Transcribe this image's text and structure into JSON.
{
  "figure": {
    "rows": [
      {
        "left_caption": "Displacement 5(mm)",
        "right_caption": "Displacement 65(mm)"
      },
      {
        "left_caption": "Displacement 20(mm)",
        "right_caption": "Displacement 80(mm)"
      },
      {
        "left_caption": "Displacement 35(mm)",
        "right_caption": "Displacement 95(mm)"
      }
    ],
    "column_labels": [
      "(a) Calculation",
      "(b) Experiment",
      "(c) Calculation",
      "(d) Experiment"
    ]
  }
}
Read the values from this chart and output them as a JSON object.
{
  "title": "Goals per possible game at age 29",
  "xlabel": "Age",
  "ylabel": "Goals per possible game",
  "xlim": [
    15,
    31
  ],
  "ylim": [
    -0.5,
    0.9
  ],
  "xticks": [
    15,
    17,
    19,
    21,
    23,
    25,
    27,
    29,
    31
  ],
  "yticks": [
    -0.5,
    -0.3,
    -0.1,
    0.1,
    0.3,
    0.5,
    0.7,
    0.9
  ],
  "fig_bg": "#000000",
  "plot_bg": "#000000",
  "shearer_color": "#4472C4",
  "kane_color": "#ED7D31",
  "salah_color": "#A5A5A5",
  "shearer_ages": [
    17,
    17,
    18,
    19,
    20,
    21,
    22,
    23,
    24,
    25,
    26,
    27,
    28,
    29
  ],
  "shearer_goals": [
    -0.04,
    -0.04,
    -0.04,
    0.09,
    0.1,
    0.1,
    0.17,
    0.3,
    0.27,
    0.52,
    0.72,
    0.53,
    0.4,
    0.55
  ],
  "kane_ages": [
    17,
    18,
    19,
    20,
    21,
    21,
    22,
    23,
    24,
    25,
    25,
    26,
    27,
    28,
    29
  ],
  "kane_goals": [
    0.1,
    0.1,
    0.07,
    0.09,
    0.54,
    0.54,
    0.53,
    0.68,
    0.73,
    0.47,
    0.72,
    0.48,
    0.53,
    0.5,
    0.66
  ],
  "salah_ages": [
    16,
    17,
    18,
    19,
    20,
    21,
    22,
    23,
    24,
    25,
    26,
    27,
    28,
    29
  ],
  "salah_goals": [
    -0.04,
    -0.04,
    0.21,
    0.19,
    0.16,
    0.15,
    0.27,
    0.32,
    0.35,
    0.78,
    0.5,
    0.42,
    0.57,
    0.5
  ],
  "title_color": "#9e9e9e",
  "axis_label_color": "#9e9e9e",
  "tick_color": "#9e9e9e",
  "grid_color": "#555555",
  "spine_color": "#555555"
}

+-------+

### [What is needed]
Repeat the entries above exactly, leaving nothing out.

### [Result below]
Transcribe this image's text and structure into JSON.
{
  "figure": {
    "rows": [
      {
        "left_caption": "Displacement 5(mm)",
        "right_caption": "Displacement 65(mm)"
      },
      {
        "left_caption": "Displacement 20(mm)",
        "right_caption": "Displacement 80(mm)"
      },
      {
        "left_caption": "Displacement 35(mm)",
        "right_caption": "Displacement 95(mm)"
      }
    ],
    "column_labels": [
      "(a) Calculation",
      "(b) Experiment",
      "(c) Calculation",
      "(d) Experiment"
    ]
  }
}
Read the values from this chart and output them as a JSON object.
{
  "title": "Goals per possible game at age 29",
  "xlabel": "Age",
  "ylabel": "Goals per possible game",
  "xlim": [
    15,
    31
  ],
  "ylim": [
    -0.5,
    0.9
  ],
  "xticks": [
    15,
    17,
    19,
    21,
    23,
    25,
    27,
    29,
    31
  ],
  "yticks": [
    -0.5,
    -0.3,
    -0.1,
    0.1,
    0.3,
    0.5,
    0.7,
    0.9
  ],
  "fig_bg": "#000000",
  "plot_bg": "#000000",
  "shearer_color": "#4472C4",
  "kane_color": "#ED7D31",
  "salah_color": "#A5A5A5",
  "shearer_ages": [
    17,
    17,
    18,
    19,
    20,
    21,
    22,
    23,
    24,
    25,
    26,
    27,
    28,
    29
  ],
  "shearer_goals": [
    -0.04,
    -0.04,
    -0.04,
    0.09,
    0.1,
    0.1,
    0.17,
    0.3,
    0.27,
    0.52,
    0.72,
    0.53,
    0.4,
    0.55
  ],
  "kane_ages": [
    17,
    18,
    19,
    20,
    21,
    21,
    22,
    23,
    24,
    25,
    25,
    26,
    27,
    28,
    29
  ],
  "kane_goals": [
    0.1,
    0.1,
    0.07,
    0.09,
    0.54,
    0.54,
    0.53,
    0.68,
    0.73,
    0.47,
    0.72,
    0.48,
    0.53,
    0.5,
    0.66
  ],
  "salah_ages": [
    16,
    17,
    18,
    19,
    20,
    21,
    22,
    23,
    24,
    25,
    26,
    27,
    28,
    29
  ],
  "salah_goals": [
    -0.04,
    -0.04,
    0.21,
    0.19,
    0.16,
    0.15,
    0.27,
    0.32,
    0.35,
    0.78,
    0.5,
    0.42,
    0.57,
    0.5
  ],
  "title_color": "#9e9e9e",
  "axis_label_color": "#9e9e9e",
  "tick_color": "#9e9e9e",
  "grid_color": "#555555",
  "spine_color": "#555555"
}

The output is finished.